Stored records:
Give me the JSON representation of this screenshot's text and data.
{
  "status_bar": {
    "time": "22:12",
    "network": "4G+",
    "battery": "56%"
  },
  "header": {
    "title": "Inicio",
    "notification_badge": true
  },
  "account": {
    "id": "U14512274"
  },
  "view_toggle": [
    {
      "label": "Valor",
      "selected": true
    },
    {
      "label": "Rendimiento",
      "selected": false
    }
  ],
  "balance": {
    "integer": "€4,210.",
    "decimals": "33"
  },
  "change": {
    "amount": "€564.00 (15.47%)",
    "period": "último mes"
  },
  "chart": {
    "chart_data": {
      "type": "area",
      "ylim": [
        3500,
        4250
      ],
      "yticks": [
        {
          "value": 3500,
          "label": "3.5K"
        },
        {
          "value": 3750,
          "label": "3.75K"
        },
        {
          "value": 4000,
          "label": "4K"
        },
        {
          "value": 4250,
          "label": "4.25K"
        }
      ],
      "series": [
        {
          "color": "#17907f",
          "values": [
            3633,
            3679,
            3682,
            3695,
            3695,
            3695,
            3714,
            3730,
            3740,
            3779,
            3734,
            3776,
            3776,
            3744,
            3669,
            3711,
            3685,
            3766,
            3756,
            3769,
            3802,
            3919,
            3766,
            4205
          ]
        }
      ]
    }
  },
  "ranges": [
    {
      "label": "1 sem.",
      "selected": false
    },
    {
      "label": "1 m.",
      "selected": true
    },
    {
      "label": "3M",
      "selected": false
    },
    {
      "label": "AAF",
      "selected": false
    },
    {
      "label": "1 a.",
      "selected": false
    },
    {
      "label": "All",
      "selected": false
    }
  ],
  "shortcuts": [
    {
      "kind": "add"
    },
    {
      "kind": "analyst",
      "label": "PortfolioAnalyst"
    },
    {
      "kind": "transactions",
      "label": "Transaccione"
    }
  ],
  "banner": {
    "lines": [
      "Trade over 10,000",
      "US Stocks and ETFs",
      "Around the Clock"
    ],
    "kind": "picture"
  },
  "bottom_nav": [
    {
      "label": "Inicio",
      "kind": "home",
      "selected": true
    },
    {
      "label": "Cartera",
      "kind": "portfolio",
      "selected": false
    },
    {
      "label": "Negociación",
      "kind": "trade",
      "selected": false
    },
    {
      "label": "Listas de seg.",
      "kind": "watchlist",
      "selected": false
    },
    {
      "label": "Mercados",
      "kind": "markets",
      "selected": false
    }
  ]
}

**AIM**
Repeat the preceding lines exactly, please, every one of them.

**FINISHED TASK**
Give me the JSON representation of this screenshot's text and data.
{
  "status_bar": {
    "time": "22:12",
    "network": "4G+",
    "battery": "56%"
  },
  "header": {
    "title": "Inicio",
    "notification_badge": true
  },
  "account": {
    "id": "U14512274"
  },
  "view_toggle": [
    {
      "label": "Valor",
      "selected": true
    },
    {
      "label": "Rendimiento",
      "selected": false
    }
  ],
  "balance": {
    "integer": "€4,210.",
    "decimals": "33"
  },
  "change": {
    "amount": "€564.00 (15.47%)",
    "period": "último mes"
  },
  "chart": {
    "chart_data": {
      "type": "area",
      "ylim": [
        3500,
        4250
      ],
      "yticks": [
        {
          "value": 3500,
          "label": "3.5K"
        },
        {
          "value": 3750,
          "label": "3.75K"
        },
        {
          "value": 4000,
          "label": "4K"
        },
        {
          "value": 4250,
          "label": "4.25K"
        }
      ],
      "series": [
        {
          "color": "#17907f",
          "values": [
            3633,
            3679,
            3682,
            3695,
            3695,
            3695,
            3714,
            3730,
            3740,
            3779,
            3734,
            3776,
            3776,
            3744,
            3669,
            3711,
            3685,
            3766,
            3756,
            3769,
            3802,
            3919,
            3766,
            4205
          ]
        }
      ]
    }
  },
  "ranges": [
    {
      "label": "1 sem.",
      "selected": false
    },
    {
      "label": "1 m.",
      "selected": true
    },
    {
      "label": "3M",
      "selected": false
    },
    {
      "label": "AAF",
      "selected": false
    },
    {
      "label": "1 a.",
      "selected": false
    },
    {
      "label": "All",
      "selected": false
    }
  ],
  "shortcuts": [
    {
      "kind": "add"
    },
    {
      "kind": "analyst",
      "label": "PortfolioAnalyst"
    },
    {
      "kind": "transactions",
      "label": "Transaccione"
    }
  ],
  "banner": {
    "lines": [
      "Trade over 10,000",
      "US Stocks and ETFs",
      "Around the Clock"
    ],
    "kind": "picture"
  },
  "bottom_nav": [
    {
      "label": "Inicio",
      "kind": "home",
      "selected": true
    },
    {
      "label": "Cartera",
      "kind": "portfolio",
      "selected": false
    },
    {
      "label": "Negociación",
      "kind": "trade",
      "selected": false
    },
    {
      "label": "Listas de seg.",
      "kind": "watchlist",
      "selected": false
    },
    {
      "label": "Mercados",
      "kind": "markets",
      "selected": false
    }
  ]
}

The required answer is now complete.